» YOUR TASK
Give back the rows below word for word, from the first row through the one containing "rs-constraint-icon[interactable]: 🔗 [1873,368,1909,404]", both included.

» DATA TO USE
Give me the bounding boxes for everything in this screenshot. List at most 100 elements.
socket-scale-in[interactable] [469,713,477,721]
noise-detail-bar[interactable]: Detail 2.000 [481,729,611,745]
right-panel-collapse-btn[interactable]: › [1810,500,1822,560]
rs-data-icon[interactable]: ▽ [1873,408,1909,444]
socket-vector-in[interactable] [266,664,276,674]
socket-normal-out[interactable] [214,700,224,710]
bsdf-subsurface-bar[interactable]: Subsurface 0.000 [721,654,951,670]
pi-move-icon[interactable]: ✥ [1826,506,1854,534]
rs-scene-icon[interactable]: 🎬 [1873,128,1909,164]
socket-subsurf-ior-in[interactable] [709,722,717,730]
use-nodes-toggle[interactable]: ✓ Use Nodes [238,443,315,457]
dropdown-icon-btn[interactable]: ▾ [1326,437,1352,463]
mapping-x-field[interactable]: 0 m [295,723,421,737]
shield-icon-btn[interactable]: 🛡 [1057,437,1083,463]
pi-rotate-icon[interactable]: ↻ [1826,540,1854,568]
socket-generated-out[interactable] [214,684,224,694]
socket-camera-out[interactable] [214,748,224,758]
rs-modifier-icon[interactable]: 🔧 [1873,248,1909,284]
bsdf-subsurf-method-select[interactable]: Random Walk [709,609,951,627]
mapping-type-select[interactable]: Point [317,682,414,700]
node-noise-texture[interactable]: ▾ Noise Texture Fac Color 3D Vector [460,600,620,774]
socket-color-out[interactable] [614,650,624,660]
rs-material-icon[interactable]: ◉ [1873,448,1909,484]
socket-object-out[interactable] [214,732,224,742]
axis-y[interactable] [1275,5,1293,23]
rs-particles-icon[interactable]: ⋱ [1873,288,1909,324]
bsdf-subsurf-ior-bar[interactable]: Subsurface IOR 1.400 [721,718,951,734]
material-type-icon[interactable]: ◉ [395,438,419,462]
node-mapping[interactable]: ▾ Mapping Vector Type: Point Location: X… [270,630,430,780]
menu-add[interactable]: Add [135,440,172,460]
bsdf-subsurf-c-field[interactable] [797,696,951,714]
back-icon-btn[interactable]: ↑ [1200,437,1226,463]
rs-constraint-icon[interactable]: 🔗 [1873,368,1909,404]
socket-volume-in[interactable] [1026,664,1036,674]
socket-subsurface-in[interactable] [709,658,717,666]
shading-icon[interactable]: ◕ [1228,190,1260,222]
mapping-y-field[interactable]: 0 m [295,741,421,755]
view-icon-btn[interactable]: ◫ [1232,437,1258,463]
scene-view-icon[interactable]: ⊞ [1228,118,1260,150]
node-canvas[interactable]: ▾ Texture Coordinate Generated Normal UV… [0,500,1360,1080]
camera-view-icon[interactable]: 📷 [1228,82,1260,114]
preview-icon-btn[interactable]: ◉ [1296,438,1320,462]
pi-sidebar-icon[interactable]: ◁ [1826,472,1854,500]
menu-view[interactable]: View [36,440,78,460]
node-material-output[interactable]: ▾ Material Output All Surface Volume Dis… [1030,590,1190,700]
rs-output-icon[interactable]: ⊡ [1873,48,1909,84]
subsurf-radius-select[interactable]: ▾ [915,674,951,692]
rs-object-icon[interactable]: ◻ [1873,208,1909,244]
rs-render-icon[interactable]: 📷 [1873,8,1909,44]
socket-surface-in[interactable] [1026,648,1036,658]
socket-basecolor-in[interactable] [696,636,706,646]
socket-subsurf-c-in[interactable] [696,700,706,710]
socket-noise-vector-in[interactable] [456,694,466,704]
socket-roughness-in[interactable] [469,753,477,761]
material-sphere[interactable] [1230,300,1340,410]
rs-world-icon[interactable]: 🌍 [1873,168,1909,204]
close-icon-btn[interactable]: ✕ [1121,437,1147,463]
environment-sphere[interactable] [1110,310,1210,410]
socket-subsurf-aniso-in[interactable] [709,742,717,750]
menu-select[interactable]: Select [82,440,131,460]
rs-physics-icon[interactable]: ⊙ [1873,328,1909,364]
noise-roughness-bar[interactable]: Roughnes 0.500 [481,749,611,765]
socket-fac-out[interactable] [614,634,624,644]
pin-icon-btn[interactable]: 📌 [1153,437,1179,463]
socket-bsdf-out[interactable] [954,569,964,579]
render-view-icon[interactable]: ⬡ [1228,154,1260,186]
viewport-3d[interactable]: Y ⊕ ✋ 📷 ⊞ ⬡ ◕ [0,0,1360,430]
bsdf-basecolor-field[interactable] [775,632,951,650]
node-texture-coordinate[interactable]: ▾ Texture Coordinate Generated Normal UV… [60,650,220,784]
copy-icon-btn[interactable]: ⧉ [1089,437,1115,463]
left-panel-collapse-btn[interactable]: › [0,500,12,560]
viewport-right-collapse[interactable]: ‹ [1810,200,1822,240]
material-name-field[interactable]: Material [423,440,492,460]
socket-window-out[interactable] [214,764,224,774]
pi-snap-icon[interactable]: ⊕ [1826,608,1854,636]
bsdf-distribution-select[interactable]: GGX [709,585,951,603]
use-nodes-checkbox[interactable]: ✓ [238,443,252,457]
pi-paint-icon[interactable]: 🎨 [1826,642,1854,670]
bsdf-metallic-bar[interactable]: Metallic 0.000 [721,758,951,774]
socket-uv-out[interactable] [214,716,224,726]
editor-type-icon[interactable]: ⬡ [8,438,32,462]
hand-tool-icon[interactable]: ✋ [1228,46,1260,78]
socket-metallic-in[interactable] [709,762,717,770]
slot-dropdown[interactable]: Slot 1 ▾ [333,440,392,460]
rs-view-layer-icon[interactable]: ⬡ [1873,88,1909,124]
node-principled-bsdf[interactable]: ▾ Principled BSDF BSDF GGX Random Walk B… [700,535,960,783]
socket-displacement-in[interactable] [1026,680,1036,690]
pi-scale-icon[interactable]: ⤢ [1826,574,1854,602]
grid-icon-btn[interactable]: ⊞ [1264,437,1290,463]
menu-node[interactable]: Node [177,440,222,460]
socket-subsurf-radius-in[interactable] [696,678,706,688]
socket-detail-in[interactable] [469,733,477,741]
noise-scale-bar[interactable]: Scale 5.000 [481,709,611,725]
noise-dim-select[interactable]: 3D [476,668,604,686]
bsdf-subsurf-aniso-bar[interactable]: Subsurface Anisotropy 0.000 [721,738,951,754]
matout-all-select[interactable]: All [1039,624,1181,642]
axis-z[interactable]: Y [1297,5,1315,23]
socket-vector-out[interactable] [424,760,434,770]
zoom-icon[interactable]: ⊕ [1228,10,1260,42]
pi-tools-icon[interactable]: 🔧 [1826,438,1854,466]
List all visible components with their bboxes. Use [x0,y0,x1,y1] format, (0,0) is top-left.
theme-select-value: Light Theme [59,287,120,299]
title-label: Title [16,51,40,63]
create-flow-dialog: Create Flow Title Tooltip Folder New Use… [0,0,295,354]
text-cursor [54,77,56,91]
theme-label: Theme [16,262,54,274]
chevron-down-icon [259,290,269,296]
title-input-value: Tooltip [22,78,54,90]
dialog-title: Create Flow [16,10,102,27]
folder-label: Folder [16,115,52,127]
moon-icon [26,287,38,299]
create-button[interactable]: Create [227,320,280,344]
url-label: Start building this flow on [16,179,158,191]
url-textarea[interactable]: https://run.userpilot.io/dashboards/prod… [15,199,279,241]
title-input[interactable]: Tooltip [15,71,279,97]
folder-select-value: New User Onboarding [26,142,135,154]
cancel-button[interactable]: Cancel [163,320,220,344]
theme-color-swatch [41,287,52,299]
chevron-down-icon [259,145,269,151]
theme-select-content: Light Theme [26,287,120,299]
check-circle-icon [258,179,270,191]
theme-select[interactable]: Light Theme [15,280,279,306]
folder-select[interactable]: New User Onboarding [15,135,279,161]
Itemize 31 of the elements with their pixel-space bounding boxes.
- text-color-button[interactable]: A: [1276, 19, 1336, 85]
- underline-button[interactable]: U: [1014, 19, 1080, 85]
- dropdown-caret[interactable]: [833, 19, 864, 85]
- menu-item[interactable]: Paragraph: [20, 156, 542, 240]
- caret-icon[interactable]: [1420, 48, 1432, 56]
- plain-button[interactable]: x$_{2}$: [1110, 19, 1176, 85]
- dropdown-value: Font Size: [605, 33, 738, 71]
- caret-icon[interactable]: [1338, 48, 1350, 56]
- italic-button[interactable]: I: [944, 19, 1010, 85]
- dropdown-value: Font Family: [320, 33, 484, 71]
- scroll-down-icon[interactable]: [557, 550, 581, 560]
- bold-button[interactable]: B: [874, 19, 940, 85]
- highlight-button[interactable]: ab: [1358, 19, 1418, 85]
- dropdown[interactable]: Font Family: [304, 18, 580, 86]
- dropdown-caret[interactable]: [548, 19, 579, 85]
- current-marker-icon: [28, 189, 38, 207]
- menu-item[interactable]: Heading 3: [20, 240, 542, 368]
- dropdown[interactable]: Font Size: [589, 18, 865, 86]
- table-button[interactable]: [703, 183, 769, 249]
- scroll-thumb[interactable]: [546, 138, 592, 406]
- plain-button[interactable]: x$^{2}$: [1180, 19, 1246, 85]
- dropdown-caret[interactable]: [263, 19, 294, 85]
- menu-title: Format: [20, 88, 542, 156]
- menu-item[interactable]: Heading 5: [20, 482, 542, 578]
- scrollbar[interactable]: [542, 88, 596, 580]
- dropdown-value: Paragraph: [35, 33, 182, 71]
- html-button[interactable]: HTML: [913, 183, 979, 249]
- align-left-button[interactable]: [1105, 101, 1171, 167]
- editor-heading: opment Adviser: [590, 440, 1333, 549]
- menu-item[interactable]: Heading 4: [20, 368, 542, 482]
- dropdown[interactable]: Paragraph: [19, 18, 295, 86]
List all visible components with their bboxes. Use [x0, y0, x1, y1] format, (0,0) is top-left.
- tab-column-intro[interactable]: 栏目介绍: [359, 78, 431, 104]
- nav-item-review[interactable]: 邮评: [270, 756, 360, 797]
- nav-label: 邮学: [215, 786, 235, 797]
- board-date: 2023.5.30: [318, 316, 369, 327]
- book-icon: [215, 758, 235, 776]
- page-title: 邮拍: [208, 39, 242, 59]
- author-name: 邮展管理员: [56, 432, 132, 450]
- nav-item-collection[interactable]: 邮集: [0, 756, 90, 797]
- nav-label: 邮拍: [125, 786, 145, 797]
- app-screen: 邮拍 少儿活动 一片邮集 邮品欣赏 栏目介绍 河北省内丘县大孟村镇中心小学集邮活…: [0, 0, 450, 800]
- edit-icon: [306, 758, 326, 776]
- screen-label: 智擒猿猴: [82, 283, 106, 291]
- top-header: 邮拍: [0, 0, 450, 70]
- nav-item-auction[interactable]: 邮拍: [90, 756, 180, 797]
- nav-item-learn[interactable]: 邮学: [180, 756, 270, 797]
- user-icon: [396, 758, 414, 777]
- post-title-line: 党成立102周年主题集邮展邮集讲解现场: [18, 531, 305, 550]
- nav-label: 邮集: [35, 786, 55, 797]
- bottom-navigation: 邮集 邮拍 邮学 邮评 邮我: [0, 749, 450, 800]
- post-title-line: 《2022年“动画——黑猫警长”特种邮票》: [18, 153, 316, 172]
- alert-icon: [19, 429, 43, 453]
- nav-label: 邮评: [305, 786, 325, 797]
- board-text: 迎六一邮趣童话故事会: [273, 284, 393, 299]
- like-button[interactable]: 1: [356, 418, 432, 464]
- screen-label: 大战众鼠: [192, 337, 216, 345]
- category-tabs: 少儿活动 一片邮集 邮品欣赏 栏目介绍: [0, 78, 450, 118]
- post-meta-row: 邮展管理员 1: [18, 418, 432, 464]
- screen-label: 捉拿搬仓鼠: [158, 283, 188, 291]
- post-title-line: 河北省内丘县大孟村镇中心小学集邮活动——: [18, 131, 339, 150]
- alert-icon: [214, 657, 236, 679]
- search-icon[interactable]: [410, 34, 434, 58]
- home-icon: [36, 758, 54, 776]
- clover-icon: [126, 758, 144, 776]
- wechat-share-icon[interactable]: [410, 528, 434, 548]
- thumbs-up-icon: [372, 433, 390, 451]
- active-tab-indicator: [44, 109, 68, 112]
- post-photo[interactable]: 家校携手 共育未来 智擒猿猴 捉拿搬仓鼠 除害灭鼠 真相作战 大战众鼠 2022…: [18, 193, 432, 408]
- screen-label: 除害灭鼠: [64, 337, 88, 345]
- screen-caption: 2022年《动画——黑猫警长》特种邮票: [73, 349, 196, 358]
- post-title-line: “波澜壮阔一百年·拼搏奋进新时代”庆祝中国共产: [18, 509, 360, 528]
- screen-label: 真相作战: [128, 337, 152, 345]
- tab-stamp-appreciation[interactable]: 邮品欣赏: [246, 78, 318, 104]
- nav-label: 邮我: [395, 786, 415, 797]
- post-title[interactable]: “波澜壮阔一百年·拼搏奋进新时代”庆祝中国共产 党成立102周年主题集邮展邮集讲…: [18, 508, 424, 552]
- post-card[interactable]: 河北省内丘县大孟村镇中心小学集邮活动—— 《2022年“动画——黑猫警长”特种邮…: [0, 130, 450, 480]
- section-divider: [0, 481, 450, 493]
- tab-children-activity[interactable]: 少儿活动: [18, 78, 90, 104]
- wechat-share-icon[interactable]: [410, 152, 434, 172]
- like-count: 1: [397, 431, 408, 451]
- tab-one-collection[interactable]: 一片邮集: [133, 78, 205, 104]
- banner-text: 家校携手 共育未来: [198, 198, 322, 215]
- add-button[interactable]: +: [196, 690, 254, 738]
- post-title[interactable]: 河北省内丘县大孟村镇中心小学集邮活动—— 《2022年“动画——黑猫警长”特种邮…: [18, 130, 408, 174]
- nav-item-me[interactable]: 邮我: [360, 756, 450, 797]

» ANSWER TO THIS PROBLEM
Give me the bounding boxes for everything in this screenshot. List at most 100 elements.
socket-scale-in[interactable] [469,713,477,721]
noise-detail-bar[interactable]: Detail 2.000 [481,729,611,745]
right-panel-collapse-btn[interactable]: › [1810,500,1822,560]
rs-data-icon[interactable]: ▽ [1873,408,1909,444]
socket-vector-in[interactable] [266,664,276,674]
socket-normal-out[interactable] [214,700,224,710]
bsdf-subsurface-bar[interactable]: Subsurface 0.000 [721,654,951,670]
pi-move-icon[interactable]: ✥ [1826,506,1854,534]
rs-scene-icon[interactable]: 🎬 [1873,128,1909,164]
socket-subsurf-ior-in[interactable] [709,722,717,730]
use-nodes-toggle[interactable]: ✓ Use Nodes [238,443,315,457]
dropdown-icon-btn[interactable]: ▾ [1326,437,1352,463]
mapping-x-field[interactable]: 0 m [295,723,421,737]
shield-icon-btn[interactable]: 🛡 [1057,437,1083,463]
pi-rotate-icon[interactable]: ↻ [1826,540,1854,568]
socket-generated-out[interactable] [214,684,224,694]
socket-camera-out[interactable] [214,748,224,758]
rs-modifier-icon[interactable]: 🔧 [1873,248,1909,284]
bsdf-subsurf-method-select[interactable]: Random Walk [709,609,951,627]
mapping-type-select[interactable]: Point [317,682,414,700]
node-noise-texture[interactable]: ▾ Noise Texture Fac Color 3D Vector [460,600,620,774]
socket-color-out[interactable] [614,650,624,660]
rs-material-icon[interactable]: ◉ [1873,448,1909,484]
socket-object-out[interactable] [214,732,224,742]
axis-y[interactable] [1275,5,1293,23]
rs-particles-icon[interactable]: ⋱ [1873,288,1909,324]
bsdf-subsurf-ior-bar[interactable]: Subsurface IOR 1.400 [721,718,951,734]
material-type-icon[interactable]: ◉ [395,438,419,462]
node-mapping[interactable]: ▾ Mapping Vector Type: Point Location: X… [270,630,430,780]
menu-add[interactable]: Add [135,440,172,460]
bsdf-subsurf-c-field[interactable] [797,696,951,714]
back-icon-btn[interactable]: ↑ [1200,437,1226,463]
rs-constraint-icon[interactable]: 🔗 [1873,368,1909,404]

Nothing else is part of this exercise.